:: SUPPLIED ENTRIES ::

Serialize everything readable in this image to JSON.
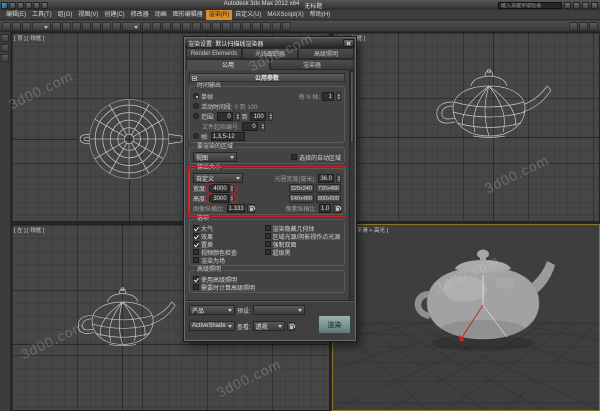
{
  "window": {
    "title": "Autodesk 3ds Max 2012 x64",
    "document": "无标题",
    "search_placeholder": "键入关键字或短语"
  },
  "colors": {
    "annotation_red": "#cc2222",
    "menu_highlight_orange": "#d98f2e",
    "render_button_teal": "#7d9694"
  },
  "menubar": {
    "items": [
      "编辑(E)",
      "工具(T)",
      "组(G)",
      "视图(V)",
      "创建(C)",
      "修改器",
      "动画",
      "图形编辑器",
      "渲染(R)",
      "自定义(U)",
      "MAXScript(X)",
      "帮助(H)"
    ],
    "highlighted": "渲染(R)"
  },
  "toolbar": {
    "icons": [
      "select-link-icon",
      "unlink-selection-icon",
      "bind-spacewarp-icon",
      "selection-filter-dropdown",
      "select-object-icon",
      "select-by-name-icon",
      "rect-selection-region-icon",
      "window-crossing-icon",
      "select-move-icon",
      "select-rotate-icon",
      "select-scale-icon",
      "reference-coord-dropdown",
      "use-pivot-center-icon",
      "select-manipulate-icon",
      "keyboard-override-icon",
      "snap-3d-icon",
      "angle-snap-icon",
      "percent-snap-icon",
      "spinner-snap-icon",
      "edit-named-selections-icon",
      "mirror-icon",
      "align-icon",
      "layer-manager-icon",
      "graphite-ribbon-icon",
      "curve-editor-icon",
      "schematic-view-icon",
      "material-editor-icon",
      "render-setup-icon",
      "rendered-frame-icon",
      "render-production-icon"
    ]
  },
  "viewports": {
    "top": "[ 顶 ] [ 线框 ]",
    "front": "[ 前 ] [ 线框 ]",
    "left": "[ 左 ] [ 线框 ]",
    "perspective": "[ 透视 ] [ 平滑 + 高光 ]"
  },
  "watermark": {
    "text": "3d00.com"
  },
  "dialog": {
    "title": "渲染设置: 默认扫描线渲染器",
    "tabs_row1": [
      "Render Elements",
      "光线跟踪器",
      "高级照明"
    ],
    "tabs_row2": [
      "公用",
      "渲染器"
    ],
    "rollout": "公用参数",
    "time": {
      "legend": "时间输出",
      "single": "单帧",
      "every_nth": "每 N 帧:",
      "every_nth_value": "1",
      "active": "活动时间段:",
      "active_range": "0 到 100",
      "range": "范围:",
      "range_from": "0",
      "to": "到",
      "range_to": "100",
      "file_label": "文件起始编号:",
      "file_value": "0",
      "frames": "帧:",
      "frames_value": "1,3,5-12"
    },
    "area": {
      "legend": "要渲染的区域",
      "view_value": "视图",
      "auto_region": "选择的自动区域"
    },
    "out": {
      "legend": "输出大小",
      "preset": "自定义",
      "aperture_label": "光圈宽度(毫米):",
      "aperture_value": "36.0",
      "width_label": "宽度:",
      "width_value": "4000",
      "height_label": "高度:",
      "height_value": "3000",
      "btns": [
        "320x240",
        "720x486",
        "640x480",
        "800x600"
      ],
      "img_aspect_label": "图像纵横比:",
      "img_aspect_value": "1.333",
      "pix_aspect_label": "像素纵横比:",
      "pix_aspect_value": "1.0"
    },
    "options": {
      "legend": "选项",
      "left": [
        {
          "label": "大气",
          "checked": true
        },
        {
          "label": "效果",
          "checked": true
        },
        {
          "label": "置换",
          "checked": true
        },
        {
          "label": "视频颜色检查",
          "checked": false
        },
        {
          "label": "渲染为场",
          "checked": false
        }
      ],
      "right": [
        {
          "label": "渲染隐藏几何体",
          "checked": false
        },
        {
          "label": "区域光源/阴影视作点光源",
          "checked": false
        },
        {
          "label": "强制双面",
          "checked": false
        },
        {
          "label": "超级黑",
          "checked": false
        }
      ]
    },
    "adv": {
      "legend": "高级照明",
      "items": [
        {
          "label": "使用高级照明",
          "checked": true
        },
        {
          "label": "需要时计算高级照明",
          "checked": false
        }
      ]
    },
    "footer": {
      "production": "产品",
      "preset_label": "预设:",
      "activeshade": "ActiveShade",
      "view_label": "查看:",
      "view_value": "透视",
      "render": "渲染"
    }
  }
}
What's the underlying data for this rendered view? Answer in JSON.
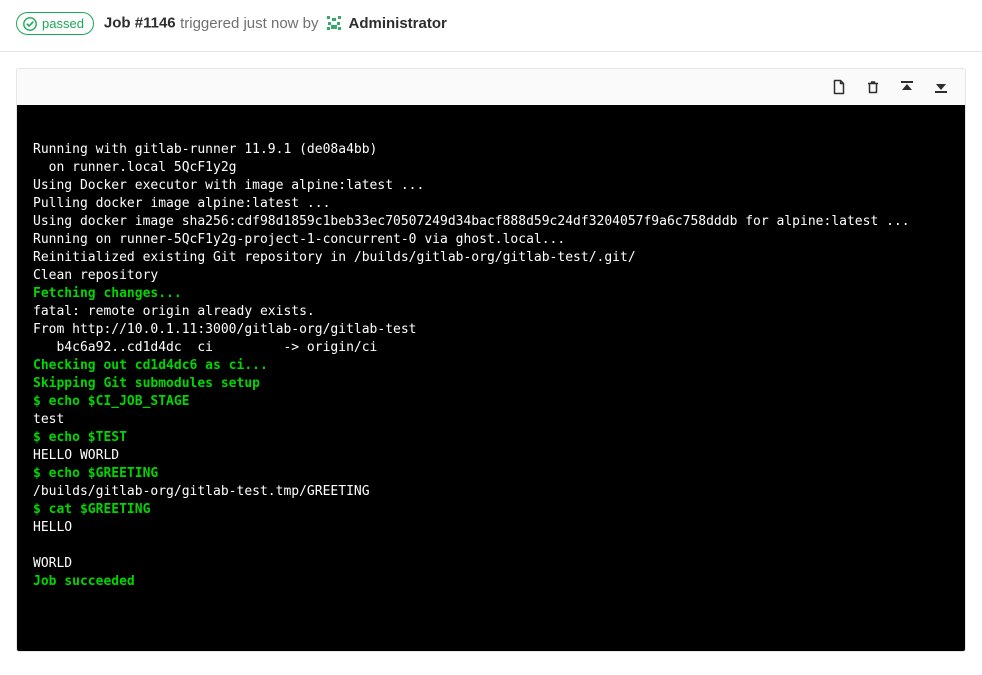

:: INSTRUCTIONS TO FOLLOW ::
Omit every picture, then reproduce the rest of the listing exactly.

:: WRITTEN SOLUTION ::
Serialize everything readable in this image to JSON.
{
  "window": {
    "title": "Autodesk 3ds Max 2012 x64",
    "document": "无标题",
    "search_placeholder": "键入关键字或短语"
  },
  "colors": {
    "annotation_red": "#cc2222",
    "menu_highlight_orange": "#d98f2e",
    "render_button_teal": "#7d9694"
  },
  "menubar": {
    "items": [
      "编辑(E)",
      "工具(T)",
      "组(G)",
      "视图(V)",
      "创建(C)",
      "修改器",
      "动画",
      "图形编辑器",
      "渲染(R)",
      "自定义(U)",
      "MAXScript(X)",
      "帮助(H)"
    ],
    "highlighted": "渲染(R)"
  },
  "toolbar": {
    "icons": [
      "select-link-icon",
      "unlink-selection-icon",
      "bind-spacewarp-icon",
      "selection-filter-dropdown",
      "select-object-icon",
      "select-by-name-icon",
      "rect-selection-region-icon",
      "window-crossing-icon",
      "select-move-icon",
      "select-rotate-icon",
      "select-scale-icon",
      "reference-coord-dropdown",
      "use-pivot-center-icon",
      "select-manipulate-icon",
      "keyboard-override-icon",
      "snap-3d-icon",
      "angle-snap-icon",
      "percent-snap-icon",
      "spinner-snap-icon",
      "edit-named-selections-icon",
      "mirror-icon",
      "align-icon",
      "layer-manager-icon",
      "graphite-ribbon-icon",
      "curve-editor-icon",
      "schematic-view-icon",
      "material-editor-icon",
      "render-setup-icon",
      "rendered-frame-icon",
      "render-production-icon"
    ]
  },
  "viewports": {
    "top": "[ 顶 ] [ 线框 ]",
    "front": "[ 前 ] [ 线框 ]",
    "left": "[ 左 ] [ 线框 ]",
    "perspective": "[ 透视 ] [ 平滑 + 高光 ]"
  },
  "watermark": {
    "text": "3d00.com"
  },
  "dialog": {
    "title": "渲染设置: 默认扫描线渲染器",
    "tabs_row1": [
      "Render Elements",
      "光线跟踪器",
      "高级照明"
    ],
    "tabs_row2": [
      "公用",
      "渲染器"
    ],
    "rollout": "公用参数",
    "time": {
      "legend": "时间输出",
      "single": "单帧",
      "every_nth": "每 N 帧:",
      "every_nth_value": "1",
      "active": "活动时间段:",
      "active_range": "0 到 100",
      "range": "范围:",
      "range_from": "0",
      "to": "到",
      "range_to": "100",
      "file_label": "文件起始编号:",
      "file_value": "0",
      "frames": "帧:",
      "frames_value": "1,3,5-12"
    },
    "area": {
      "legend": "要渲染的区域",
      "view_value": "视图",
      "auto_region": "选择的自动区域"
    },
    "out": {
      "legend": "输出大小",
      "preset": "自定义",
      "aperture_label": "光圈宽度(毫米):",
      "aperture_value": "36.0",
      "width_label": "宽度:",
      "width_value": "4000",
      "height_label": "高度:",
      "height_value": "3000",
      "btns": [
        "320x240",
        "720x486",
        "640x480",
        "800x600"
      ],
      "img_aspect_label": "图像纵横比:",
      "img_aspect_value": "1.333",
      "pix_aspect_label": "像素纵横比:",
      "pix_aspect_value": "1.0"
    },
    "options": {
      "legend": "选项",
      "left": [
        {
          "label": "大气",
          "checked": true
        },
        {
          "label": "效果",
          "checked": true
        },
        {
          "label": "置换",
          "checked": true
        },
        {
          "label": "视频颜色检查",
          "checked": false
        },
        {
          "label": "渲染为场",
          "checked": false
        }
      ],
      "right": [
        {
          "label": "渲染隐藏几何体",
          "checked": false
        },
        {
          "label": "区域光源/阴影视作点光源",
          "checked": false
        },
        {
          "label": "强制双面",
          "checked": false
        },
        {
          "label": "超级黑",
          "checked": false
        }
      ]
    },
    "adv": {
      "legend": "高级照明",
      "items": [
        {
          "label": "使用高级照明",
          "checked": true
        },
        {
          "label": "需要时计算高级照明",
          "checked": false
        }
      ]
    },
    "footer": {
      "production": "产品",
      "preset_label": "预设:",
      "activeshade": "ActiveShade",
      "view_label": "查看:",
      "view_value": "透视",
      "render": "渲染"
    }
  }
}
What's the underlying data for this rendered view? Answer in JSON.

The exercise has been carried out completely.